- _Exercise instructions_
Write out every entry word for word.

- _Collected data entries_

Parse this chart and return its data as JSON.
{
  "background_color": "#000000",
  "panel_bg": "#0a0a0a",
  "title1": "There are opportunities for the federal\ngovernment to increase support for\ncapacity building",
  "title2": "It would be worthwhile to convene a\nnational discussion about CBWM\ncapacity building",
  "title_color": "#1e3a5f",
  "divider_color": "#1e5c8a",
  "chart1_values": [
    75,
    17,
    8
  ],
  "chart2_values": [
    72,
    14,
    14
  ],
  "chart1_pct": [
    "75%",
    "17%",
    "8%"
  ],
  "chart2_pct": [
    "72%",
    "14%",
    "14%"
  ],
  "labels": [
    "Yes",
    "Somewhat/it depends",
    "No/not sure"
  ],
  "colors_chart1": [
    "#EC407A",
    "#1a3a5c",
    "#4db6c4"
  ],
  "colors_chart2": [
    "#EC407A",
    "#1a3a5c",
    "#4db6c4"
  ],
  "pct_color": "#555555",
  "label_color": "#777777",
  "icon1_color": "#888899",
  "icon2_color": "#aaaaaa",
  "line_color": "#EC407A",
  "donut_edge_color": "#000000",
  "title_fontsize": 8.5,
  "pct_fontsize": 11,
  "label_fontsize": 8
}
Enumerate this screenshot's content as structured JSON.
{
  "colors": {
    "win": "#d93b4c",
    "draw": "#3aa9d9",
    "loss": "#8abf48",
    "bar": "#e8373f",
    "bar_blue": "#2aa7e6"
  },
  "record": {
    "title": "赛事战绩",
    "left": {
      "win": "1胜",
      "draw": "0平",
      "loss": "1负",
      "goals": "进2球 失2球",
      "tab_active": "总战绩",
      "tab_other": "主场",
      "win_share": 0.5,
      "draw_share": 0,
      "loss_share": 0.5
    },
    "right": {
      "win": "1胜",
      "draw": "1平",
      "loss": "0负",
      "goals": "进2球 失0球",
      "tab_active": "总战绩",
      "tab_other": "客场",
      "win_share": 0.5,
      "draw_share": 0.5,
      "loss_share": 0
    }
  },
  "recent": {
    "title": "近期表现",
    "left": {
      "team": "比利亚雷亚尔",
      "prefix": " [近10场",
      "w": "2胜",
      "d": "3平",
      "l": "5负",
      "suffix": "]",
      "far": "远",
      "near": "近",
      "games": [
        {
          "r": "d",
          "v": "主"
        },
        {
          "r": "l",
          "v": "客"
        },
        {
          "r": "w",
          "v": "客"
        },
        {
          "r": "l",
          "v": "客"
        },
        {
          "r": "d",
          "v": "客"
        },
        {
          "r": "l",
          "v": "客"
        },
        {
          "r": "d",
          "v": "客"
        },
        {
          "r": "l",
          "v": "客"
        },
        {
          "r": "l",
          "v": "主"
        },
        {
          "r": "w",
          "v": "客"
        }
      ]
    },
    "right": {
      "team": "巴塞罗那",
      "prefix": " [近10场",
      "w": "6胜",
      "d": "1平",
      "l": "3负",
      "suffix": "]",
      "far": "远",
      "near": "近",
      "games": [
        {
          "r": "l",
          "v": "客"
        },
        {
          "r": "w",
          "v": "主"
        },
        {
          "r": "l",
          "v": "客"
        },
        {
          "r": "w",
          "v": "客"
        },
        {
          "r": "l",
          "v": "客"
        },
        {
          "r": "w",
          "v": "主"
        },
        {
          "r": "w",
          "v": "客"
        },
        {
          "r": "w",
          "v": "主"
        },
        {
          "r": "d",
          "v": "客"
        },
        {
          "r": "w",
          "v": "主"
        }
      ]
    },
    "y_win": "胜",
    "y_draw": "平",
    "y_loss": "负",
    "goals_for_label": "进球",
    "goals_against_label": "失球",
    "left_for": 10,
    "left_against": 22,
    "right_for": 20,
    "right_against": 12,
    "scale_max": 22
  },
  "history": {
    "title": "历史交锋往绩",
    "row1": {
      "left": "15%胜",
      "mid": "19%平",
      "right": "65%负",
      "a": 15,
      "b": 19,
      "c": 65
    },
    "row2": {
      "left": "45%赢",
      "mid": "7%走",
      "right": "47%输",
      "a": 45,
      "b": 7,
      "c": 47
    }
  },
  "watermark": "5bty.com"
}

- _Solution to the problem_
Parse this chart and return its data as JSON.
{
  "background_color": "#000000",
  "panel_bg": "#0a0a0a",
  "title1": "There are opportunities for the federal\ngovernment to increase support for\ncapacity building",
  "title2": "It would be worthwhile to convene a\nnational discussion about CBWM\ncapacity building",
  "title_color": "#1e3a5f",
  "divider_color": "#1e5c8a",
  "chart1_values": [
    75,
    17,
    8
  ],
  "chart2_values": [
    72,
    14,
    14
  ],
  "chart1_pct": [
    "75%",
    "17%",
    "8%"
  ],
  "chart2_pct": [
    "72%",
    "14%",
    "14%"
  ],
  "labels": [
    "Yes",
    "Somewhat/it depends",
    "No/not sure"
  ],
  "colors_chart1": [
    "#EC407A",
    "#1a3a5c",
    "#4db6c4"
  ],
  "colors_chart2": [
    "#EC407A",
    "#1a3a5c",
    "#4db6c4"
  ],
  "pct_color": "#555555",
  "label_color": "#777777",
  "icon1_color": "#888899",
  "icon2_color": "#aaaaaa",
  "line_color": "#EC407A",
  "donut_edge_color": "#000000",
  "title_fontsize": 8.5,
  "pct_fontsize": 11,
  "label_fontsize": 8
}
Enumerate this screenshot's content as structured JSON.
{
  "colors": {
    "win": "#d93b4c",
    "draw": "#3aa9d9",
    "loss": "#8abf48",
    "bar": "#e8373f",
    "bar_blue": "#2aa7e6"
  },
  "record": {
    "title": "赛事战绩",
    "left": {
      "win": "1胜",
      "draw": "0平",
      "loss": "1负",
      "goals": "进2球 失2球",
      "tab_active": "总战绩",
      "tab_other": "主场",
      "win_share": 0.5,
      "draw_share": 0,
      "loss_share": 0.5
    },
    "right": {
      "win": "1胜",
      "draw": "1平",
      "loss": "0负",
      "goals": "进2球 失0球",
      "tab_active": "总战绩",
      "tab_other": "客场",
      "win_share": 0.5,
      "draw_share": 0.5,
      "loss_share": 0
    }
  },
  "recent": {
    "title": "近期表现",
    "left": {
      "team": "比利亚雷亚尔",
      "prefix": " [近10场",
      "w": "2胜",
      "d": "3平",
      "l": "5负",
      "suffix": "]",
      "far": "远",
      "near": "近",
      "games": [
        {
          "r": "d",
          "v": "主"
        },
        {
          "r": "l",
          "v": "客"
        },
        {
          "r": "w",
          "v": "客"
        },
        {
          "r": "l",
          "v": "客"
        },
        {
          "r": "d",
          "v": "客"
        },
        {
          "r": "l",
          "v": "客"
        },
        {
          "r": "d",
          "v": "客"
        },
        {
          "r": "l",
          "v": "客"
        },
        {
          "r": "l",
          "v": "主"
        },
        {
          "r": "w",
          "v": "客"
        }
      ]
    },
    "right": {
      "team": "巴塞罗那",
      "prefix": " [近10场",
      "w": "6胜",
      "d": "1平",
      "l": "3负",
      "suffix": "]",
      "far": "远",
      "near": "近",
      "games": [
        {
          "r": "l",
          "v": "客"
        },
        {
          "r": "w",
          "v": "主"
        },
        {
          "r": "l",
          "v": "客"
        },
        {
          "r": "w",
          "v": "客"
        },
        {
          "r": "l",
          "v": "客"
        },
        {
          "r": "w",
          "v": "主"
        },
        {
          "r": "w",
          "v": "客"
        },
        {
          "r": "w",
          "v": "主"
        },
        {
          "r": "d",
          "v": "客"
        },
        {
          "r": "w",
          "v": "主"
        }
      ]
    },
    "y_win": "胜",
    "y_draw": "平",
    "y_loss": "负",
    "goals_for_label": "进球",
    "goals_against_label": "失球",
    "left_for": 10,
    "left_against": 22,
    "right_for": 20,
    "right_against": 12,
    "scale_max": 22
  },
  "history": {
    "title": "历史交锋往绩",
    "row1": {
      "left": "15%胜",
      "mid": "19%平",
      "right": "65%负",
      "a": 15,
      "b": 19,
      "c": 65
    },
    "row2": {
      "left": "45%赢",
      "mid": "7%走",
      "right": "47%输",
      "a": 45,
      "b": 7,
      "c": 47
    }
  },
  "watermark": "5bty.com"
}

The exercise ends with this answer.